AVAILABLE DATA —
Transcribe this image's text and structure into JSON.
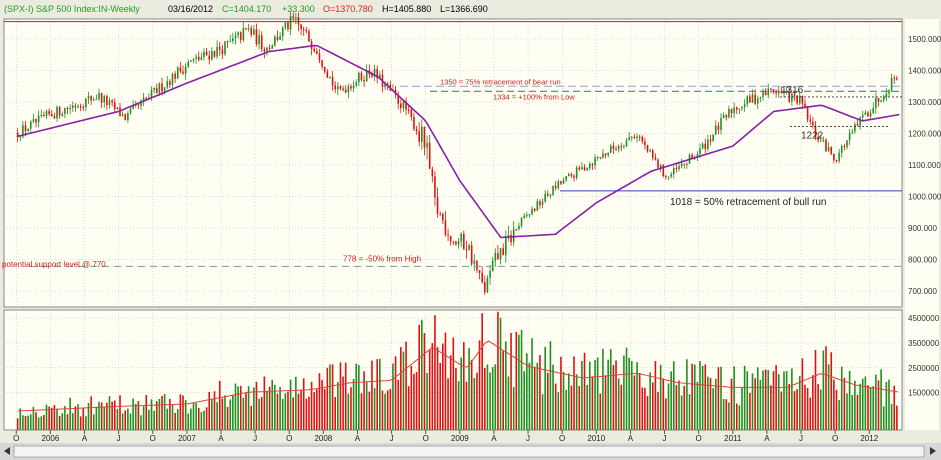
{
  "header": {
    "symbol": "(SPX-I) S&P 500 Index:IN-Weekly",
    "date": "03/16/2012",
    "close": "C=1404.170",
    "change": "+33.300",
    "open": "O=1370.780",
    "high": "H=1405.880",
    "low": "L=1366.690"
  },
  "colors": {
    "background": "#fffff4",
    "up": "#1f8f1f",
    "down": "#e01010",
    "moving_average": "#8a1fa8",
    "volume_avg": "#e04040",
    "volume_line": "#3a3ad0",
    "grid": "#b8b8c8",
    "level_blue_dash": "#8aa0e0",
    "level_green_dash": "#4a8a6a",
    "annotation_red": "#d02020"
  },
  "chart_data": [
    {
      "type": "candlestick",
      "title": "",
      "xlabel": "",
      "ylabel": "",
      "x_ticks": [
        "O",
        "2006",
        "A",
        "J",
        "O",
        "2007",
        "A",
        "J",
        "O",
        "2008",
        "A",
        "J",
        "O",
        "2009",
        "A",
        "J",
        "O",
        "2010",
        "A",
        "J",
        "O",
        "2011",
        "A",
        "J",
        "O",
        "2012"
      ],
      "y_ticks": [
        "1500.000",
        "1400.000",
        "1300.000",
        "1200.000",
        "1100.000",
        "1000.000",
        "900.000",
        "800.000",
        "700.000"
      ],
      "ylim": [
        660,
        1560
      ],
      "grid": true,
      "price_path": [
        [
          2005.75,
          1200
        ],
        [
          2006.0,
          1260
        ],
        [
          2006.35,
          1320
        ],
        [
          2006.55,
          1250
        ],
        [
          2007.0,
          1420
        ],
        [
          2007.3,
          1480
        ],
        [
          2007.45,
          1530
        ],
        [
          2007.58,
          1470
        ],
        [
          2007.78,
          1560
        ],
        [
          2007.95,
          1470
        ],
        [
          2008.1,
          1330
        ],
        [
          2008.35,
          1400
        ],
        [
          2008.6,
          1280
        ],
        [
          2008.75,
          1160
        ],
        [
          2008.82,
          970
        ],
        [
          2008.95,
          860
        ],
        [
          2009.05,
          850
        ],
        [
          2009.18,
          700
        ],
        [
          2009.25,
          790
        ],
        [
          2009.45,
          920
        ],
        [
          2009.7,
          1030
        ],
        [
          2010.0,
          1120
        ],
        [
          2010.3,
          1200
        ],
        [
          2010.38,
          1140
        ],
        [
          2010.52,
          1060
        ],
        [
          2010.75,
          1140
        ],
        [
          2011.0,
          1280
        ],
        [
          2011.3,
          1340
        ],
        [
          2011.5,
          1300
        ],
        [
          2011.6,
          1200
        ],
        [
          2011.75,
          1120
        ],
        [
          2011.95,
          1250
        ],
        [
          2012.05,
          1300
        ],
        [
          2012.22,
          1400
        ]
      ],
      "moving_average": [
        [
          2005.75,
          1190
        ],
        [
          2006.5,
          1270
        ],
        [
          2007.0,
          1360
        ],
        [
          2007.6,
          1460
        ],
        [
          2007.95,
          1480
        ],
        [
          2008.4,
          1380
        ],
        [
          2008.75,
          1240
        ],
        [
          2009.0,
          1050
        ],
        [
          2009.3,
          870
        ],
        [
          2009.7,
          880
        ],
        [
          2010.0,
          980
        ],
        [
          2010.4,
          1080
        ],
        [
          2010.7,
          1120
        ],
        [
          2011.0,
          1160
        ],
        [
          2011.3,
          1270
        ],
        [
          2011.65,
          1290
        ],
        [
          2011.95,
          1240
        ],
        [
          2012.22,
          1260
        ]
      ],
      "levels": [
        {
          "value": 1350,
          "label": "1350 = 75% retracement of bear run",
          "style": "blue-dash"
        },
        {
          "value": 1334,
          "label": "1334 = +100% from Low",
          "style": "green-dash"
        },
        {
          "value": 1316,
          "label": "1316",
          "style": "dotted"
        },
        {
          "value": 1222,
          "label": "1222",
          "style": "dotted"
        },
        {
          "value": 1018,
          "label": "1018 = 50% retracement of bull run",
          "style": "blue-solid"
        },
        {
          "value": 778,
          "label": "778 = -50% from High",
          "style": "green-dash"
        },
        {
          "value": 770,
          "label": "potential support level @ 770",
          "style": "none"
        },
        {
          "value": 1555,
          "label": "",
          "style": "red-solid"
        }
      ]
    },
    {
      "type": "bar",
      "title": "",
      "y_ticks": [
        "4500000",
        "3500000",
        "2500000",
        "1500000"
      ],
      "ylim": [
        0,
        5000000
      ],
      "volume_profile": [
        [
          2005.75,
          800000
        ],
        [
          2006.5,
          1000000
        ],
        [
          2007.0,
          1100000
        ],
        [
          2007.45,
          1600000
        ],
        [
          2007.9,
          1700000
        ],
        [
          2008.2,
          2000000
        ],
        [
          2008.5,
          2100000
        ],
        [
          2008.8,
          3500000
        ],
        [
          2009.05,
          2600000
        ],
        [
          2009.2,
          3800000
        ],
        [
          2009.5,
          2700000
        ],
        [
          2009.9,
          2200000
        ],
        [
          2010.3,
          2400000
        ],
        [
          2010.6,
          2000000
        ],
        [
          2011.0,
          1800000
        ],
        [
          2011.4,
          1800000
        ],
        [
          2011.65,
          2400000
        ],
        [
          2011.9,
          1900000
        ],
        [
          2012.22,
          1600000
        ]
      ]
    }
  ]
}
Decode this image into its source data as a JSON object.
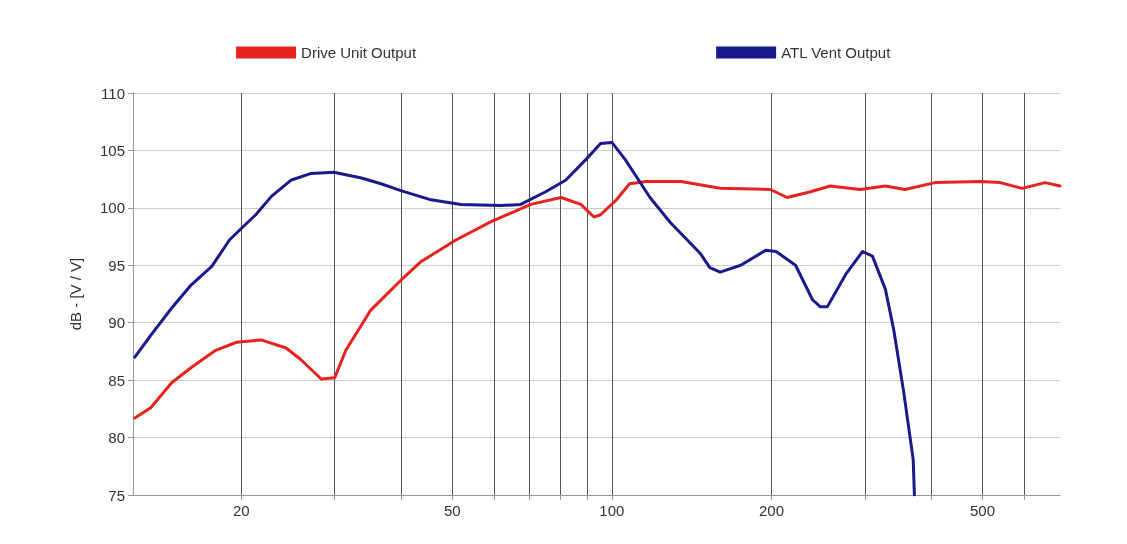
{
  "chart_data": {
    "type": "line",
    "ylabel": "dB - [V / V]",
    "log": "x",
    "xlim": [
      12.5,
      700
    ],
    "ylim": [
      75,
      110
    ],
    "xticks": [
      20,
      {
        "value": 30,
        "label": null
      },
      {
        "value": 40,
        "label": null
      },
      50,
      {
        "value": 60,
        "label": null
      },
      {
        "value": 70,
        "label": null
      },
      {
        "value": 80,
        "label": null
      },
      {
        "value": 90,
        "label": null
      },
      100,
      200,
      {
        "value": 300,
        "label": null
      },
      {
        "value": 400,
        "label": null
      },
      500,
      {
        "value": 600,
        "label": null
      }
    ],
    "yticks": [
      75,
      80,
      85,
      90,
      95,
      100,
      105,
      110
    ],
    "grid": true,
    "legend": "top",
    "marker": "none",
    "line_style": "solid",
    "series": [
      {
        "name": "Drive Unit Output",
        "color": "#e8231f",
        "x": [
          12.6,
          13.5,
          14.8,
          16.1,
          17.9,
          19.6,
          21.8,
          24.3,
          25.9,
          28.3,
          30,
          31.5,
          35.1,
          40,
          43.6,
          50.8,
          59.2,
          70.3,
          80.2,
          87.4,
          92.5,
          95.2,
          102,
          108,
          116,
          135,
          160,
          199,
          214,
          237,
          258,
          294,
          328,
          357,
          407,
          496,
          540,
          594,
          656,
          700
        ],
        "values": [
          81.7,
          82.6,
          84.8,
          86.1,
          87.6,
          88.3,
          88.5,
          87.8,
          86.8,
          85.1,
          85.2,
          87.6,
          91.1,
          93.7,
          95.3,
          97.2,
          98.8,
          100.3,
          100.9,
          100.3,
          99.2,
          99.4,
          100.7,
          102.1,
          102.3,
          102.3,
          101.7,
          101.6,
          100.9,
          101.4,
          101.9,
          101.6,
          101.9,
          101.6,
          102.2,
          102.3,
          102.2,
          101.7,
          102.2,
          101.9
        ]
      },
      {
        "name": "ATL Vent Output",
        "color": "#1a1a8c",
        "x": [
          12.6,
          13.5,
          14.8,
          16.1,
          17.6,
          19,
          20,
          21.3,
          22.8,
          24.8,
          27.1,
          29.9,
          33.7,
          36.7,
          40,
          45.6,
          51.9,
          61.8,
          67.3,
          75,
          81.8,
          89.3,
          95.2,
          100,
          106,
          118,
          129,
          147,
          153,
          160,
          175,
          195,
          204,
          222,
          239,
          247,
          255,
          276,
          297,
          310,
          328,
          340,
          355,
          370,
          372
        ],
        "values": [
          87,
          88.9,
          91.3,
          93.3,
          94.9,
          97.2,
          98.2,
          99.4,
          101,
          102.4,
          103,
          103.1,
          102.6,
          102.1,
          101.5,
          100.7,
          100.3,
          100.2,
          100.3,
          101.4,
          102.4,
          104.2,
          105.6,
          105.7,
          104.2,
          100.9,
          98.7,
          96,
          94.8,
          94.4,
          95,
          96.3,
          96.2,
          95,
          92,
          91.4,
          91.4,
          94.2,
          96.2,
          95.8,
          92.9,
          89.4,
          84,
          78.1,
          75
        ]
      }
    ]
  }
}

...

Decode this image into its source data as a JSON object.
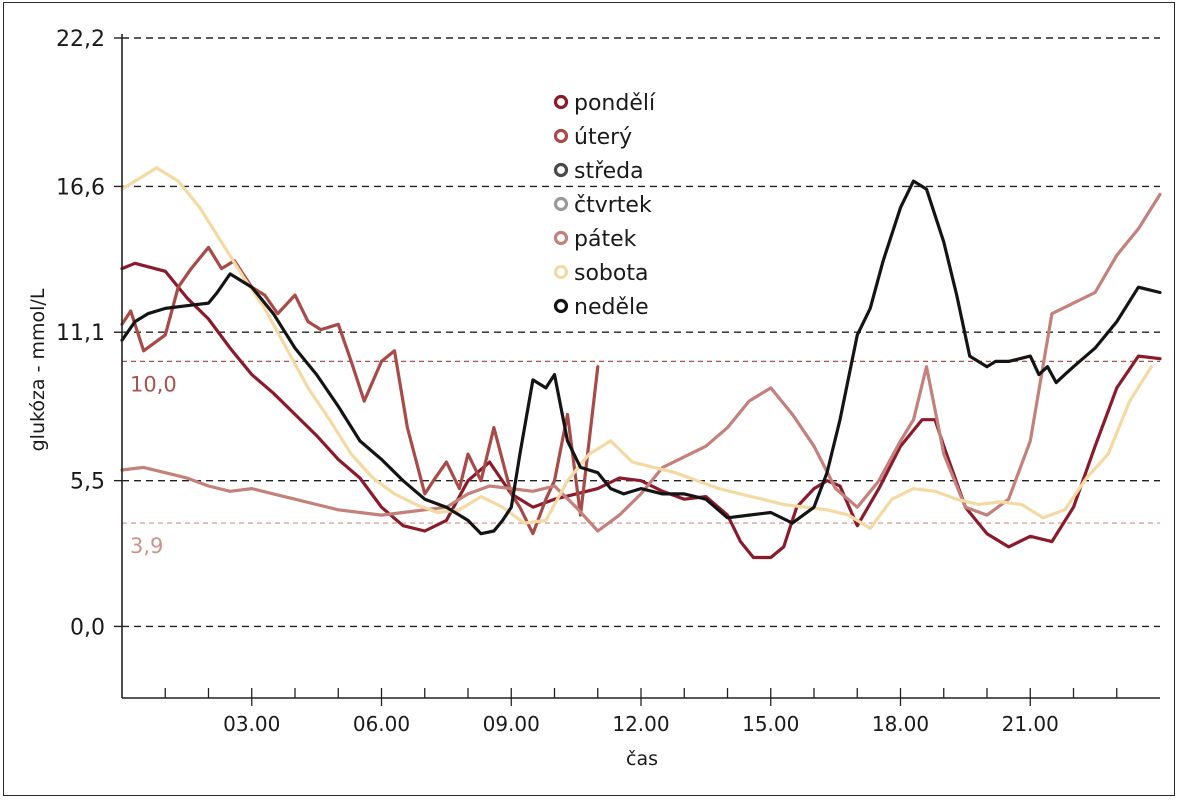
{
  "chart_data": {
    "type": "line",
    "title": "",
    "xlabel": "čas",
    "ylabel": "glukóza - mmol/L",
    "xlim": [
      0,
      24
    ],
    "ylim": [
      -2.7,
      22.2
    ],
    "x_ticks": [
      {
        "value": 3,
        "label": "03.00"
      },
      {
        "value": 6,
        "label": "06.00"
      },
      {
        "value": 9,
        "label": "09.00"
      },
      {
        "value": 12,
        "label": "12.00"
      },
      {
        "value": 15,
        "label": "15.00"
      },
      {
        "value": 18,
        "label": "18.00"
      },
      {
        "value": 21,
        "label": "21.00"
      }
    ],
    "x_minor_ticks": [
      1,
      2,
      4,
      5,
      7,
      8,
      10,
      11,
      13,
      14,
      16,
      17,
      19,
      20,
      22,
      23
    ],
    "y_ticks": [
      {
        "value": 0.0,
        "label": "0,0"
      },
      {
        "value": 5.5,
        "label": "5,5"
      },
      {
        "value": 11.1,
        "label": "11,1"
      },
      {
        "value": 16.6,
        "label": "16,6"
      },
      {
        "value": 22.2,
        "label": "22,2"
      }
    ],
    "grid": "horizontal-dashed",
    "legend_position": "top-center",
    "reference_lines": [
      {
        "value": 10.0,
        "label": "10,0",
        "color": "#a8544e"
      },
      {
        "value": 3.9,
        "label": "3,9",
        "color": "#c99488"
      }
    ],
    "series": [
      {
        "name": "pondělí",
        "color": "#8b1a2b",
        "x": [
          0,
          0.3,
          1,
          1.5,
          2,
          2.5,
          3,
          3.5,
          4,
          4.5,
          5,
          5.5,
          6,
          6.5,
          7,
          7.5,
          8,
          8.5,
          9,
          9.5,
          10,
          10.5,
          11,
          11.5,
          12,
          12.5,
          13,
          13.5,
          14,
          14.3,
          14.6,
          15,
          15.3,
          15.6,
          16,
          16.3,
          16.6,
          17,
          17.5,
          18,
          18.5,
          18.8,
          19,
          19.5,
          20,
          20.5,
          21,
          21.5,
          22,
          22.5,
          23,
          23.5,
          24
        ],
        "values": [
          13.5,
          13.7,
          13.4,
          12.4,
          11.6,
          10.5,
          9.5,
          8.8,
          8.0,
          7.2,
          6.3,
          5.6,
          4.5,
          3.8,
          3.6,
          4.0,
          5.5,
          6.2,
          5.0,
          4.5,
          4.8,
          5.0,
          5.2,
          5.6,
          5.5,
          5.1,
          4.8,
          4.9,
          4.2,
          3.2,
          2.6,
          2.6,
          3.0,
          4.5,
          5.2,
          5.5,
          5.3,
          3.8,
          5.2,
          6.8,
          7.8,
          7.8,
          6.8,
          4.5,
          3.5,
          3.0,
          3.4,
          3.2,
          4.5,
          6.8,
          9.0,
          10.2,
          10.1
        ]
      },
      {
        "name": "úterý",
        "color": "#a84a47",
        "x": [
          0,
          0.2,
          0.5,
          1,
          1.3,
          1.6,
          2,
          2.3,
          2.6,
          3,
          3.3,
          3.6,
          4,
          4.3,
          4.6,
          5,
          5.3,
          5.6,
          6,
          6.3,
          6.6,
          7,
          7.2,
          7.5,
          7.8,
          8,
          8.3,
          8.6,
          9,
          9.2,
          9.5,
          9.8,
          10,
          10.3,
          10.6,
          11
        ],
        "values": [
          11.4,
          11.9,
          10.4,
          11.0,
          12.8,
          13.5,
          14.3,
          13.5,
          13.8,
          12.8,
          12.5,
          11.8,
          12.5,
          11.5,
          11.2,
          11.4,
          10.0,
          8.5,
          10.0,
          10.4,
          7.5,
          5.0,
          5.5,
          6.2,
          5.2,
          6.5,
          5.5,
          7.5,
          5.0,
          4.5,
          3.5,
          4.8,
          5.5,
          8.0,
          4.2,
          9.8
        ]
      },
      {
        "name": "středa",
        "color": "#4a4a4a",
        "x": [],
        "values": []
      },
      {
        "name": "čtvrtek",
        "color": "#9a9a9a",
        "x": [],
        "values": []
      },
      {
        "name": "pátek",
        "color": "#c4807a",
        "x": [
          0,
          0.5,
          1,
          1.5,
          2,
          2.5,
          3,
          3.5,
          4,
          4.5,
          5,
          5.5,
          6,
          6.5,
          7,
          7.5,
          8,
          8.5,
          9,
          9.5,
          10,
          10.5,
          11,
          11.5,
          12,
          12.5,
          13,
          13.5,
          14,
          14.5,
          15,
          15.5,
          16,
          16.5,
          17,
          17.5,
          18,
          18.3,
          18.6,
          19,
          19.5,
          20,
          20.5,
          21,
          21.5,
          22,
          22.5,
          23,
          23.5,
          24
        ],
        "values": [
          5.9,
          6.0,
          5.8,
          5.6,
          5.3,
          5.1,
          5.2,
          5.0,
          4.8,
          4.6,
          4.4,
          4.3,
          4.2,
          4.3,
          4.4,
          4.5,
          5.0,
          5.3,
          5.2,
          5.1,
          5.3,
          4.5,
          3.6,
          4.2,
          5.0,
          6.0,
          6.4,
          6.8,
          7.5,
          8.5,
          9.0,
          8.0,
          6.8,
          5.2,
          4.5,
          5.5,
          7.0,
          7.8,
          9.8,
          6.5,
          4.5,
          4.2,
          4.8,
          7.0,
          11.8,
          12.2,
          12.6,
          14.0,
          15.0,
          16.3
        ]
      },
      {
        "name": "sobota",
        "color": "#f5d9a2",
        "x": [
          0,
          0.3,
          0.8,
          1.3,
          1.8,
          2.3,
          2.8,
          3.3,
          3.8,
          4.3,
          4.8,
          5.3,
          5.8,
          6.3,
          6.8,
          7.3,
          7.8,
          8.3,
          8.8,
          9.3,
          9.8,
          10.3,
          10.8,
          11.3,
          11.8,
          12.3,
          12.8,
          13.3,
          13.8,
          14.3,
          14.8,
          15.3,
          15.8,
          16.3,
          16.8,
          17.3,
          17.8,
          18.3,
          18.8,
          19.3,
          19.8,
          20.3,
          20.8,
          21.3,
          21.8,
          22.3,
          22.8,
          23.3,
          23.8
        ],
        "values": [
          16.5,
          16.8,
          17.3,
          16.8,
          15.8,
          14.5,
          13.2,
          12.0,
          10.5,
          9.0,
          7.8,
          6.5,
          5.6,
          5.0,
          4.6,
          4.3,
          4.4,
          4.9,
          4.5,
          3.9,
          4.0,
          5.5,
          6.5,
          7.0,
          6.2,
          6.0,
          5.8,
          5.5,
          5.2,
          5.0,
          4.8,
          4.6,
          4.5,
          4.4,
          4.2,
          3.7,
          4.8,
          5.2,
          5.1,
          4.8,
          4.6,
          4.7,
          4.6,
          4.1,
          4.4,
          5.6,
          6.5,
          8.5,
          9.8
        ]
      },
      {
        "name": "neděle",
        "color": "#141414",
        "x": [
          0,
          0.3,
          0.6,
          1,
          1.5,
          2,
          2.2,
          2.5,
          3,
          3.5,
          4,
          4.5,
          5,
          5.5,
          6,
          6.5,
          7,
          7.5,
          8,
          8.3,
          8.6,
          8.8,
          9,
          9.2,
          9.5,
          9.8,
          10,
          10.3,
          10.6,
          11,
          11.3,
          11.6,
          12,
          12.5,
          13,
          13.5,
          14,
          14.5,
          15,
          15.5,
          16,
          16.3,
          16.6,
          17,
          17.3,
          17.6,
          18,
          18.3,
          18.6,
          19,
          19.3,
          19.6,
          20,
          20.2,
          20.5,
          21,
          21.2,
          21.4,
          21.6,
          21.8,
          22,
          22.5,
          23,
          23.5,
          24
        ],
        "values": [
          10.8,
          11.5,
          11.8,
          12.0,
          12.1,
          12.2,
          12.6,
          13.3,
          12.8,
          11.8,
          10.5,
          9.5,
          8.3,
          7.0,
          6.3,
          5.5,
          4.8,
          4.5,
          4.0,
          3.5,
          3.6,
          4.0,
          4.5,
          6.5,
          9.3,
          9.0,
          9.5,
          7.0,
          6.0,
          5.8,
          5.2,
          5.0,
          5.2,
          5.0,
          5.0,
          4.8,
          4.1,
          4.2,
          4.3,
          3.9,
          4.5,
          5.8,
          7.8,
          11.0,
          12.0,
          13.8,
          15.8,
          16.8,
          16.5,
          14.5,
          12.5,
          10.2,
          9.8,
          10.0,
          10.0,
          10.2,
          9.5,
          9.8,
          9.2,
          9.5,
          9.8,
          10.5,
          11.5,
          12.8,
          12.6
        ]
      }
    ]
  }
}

* * *

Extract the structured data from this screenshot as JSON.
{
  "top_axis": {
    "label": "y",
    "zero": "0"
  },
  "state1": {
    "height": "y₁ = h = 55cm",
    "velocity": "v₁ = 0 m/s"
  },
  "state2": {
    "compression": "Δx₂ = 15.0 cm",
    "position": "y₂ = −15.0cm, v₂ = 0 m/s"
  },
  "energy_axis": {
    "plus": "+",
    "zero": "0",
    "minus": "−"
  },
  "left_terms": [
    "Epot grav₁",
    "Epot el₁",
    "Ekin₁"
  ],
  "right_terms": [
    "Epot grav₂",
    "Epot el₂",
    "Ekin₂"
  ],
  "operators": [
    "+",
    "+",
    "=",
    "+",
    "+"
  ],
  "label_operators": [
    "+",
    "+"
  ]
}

AIM OF THE EXERCISE — Pick out the lines above that hold the string "type" and show them.

TASK RESPONSE —
      "type": "candlestick",
      "type": "bar",
    "type": "line",
    "type": "line",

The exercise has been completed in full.